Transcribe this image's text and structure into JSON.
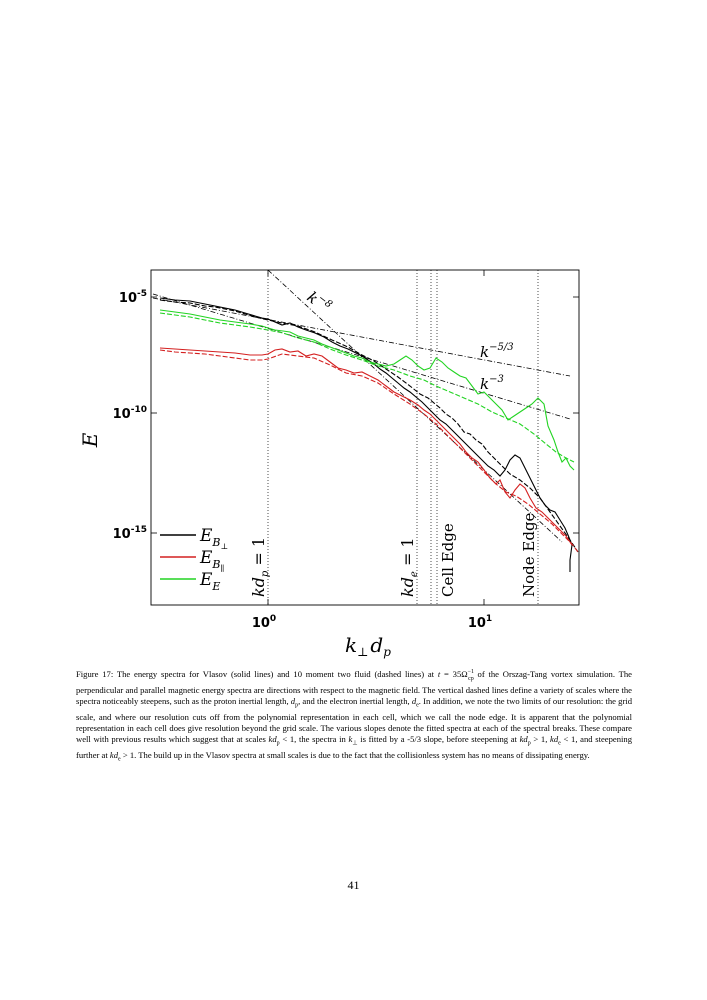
{
  "figure": {
    "axis_labels": {
      "x": "k",
      "x_sub1": "⊥",
      "x_mid": "d",
      "x_sub2": "p",
      "y": "E"
    },
    "y_ticks": [
      {
        "base": "10",
        "exp": "-5"
      },
      {
        "base": "10",
        "exp": "-10"
      },
      {
        "base": "10",
        "exp": "-15"
      }
    ],
    "x_ticks": [
      {
        "base": "10",
        "exp": "0"
      },
      {
        "base": "10",
        "exp": "1"
      }
    ],
    "slopes": {
      "k8": {
        "base": "k",
        "exp": "−8"
      },
      "k53": {
        "base": "k",
        "exp": "−5/3"
      },
      "k3": {
        "base": "k",
        "exp": "−3"
      }
    },
    "vlines": {
      "kdp": {
        "a": "kd",
        "b": "p",
        "c": " = 1"
      },
      "kde": {
        "a": "kd",
        "b": "e",
        "c": " = 1"
      },
      "cell": "Cell Edge",
      "node": "Node Edge"
    },
    "legend": [
      {
        "base": "E",
        "sub": "B",
        "subsub": "⊥",
        "color": "#000000"
      },
      {
        "base": "E",
        "sub": "B",
        "subsub": "∥",
        "color": "#d42020"
      },
      {
        "base": "E",
        "sub": "E",
        "subsub": "",
        "color": "#22d422"
      }
    ]
  },
  "caption": {
    "p1": "Figure 17: The energy spectra for Vlasov (solid lines) and 10 moment two fluid (dashed lines) at ",
    "t_var": "t",
    "eq": " = 35Ω",
    "omega_sup": "−1",
    "omega_sub": "cp",
    "p2": " of the Orszag-Tang vortex simulation. The perpendicular and parallel magnetic energy spectra are directions with respect to the magnetic field. The vertical dashed lines define a variety of scales where the spectra noticeably steepens, such as the proton inertial length, ",
    "dp_d": "d",
    "dp_sub": "p",
    "p3": ", and the electron inertial length, ",
    "de_d": "d",
    "de_sub": "e",
    "p4": ". In addition, we note the two limits of our resolution: the grid scale, and where our resolution cuts off from the polynomial representation in each cell, which we call the node edge. It is apparent that the polynomial representation in each cell does give resolution beyond the grid scale. The various slopes denote the fitted spectra at each of the spectral breaks. These compare well with previous results which suggest that at scales ",
    "c1_k": "kd",
    "c1_sub": "p",
    "c1_rel": " < 1, the spectra in ",
    "c2_k": "k",
    "c2_sub": "⊥",
    "p5": " is fitted by a -5/3 slope, before steepening at ",
    "c3_k": "kd",
    "c3_sub": "p",
    "c3_rel": " > 1, ",
    "c4_k": "kd",
    "c4_sub": "e",
    "c4_rel": " < 1",
    "p6": ", and steepening further at ",
    "c5_k": "kd",
    "c5_sub": "e",
    "c5_rel": " > 1",
    "p7": ". The build up in the Vlasov spectra at small scales is due to the fact that the collisionless system has no means of dissipating energy."
  },
  "page_number": "41"
}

▬▬▬

**PROMPT:**
Pull out all lines containing the word "node" from the entries above.

**FULL SOLUTION:**
      "node": "Node Edge"
    "p4": ". In addition, we note the two limits of our resolution: the grid scale, and where our resolution cuts off from the polynomial representation in each cell, which we call the node edge. It is apparent that the polynomial representation in each cell does give resolution beyond the grid scale. The various slopes denote the fitted spectra at each of the spectral breaks. These compare well with previous results which suggest that at scales ",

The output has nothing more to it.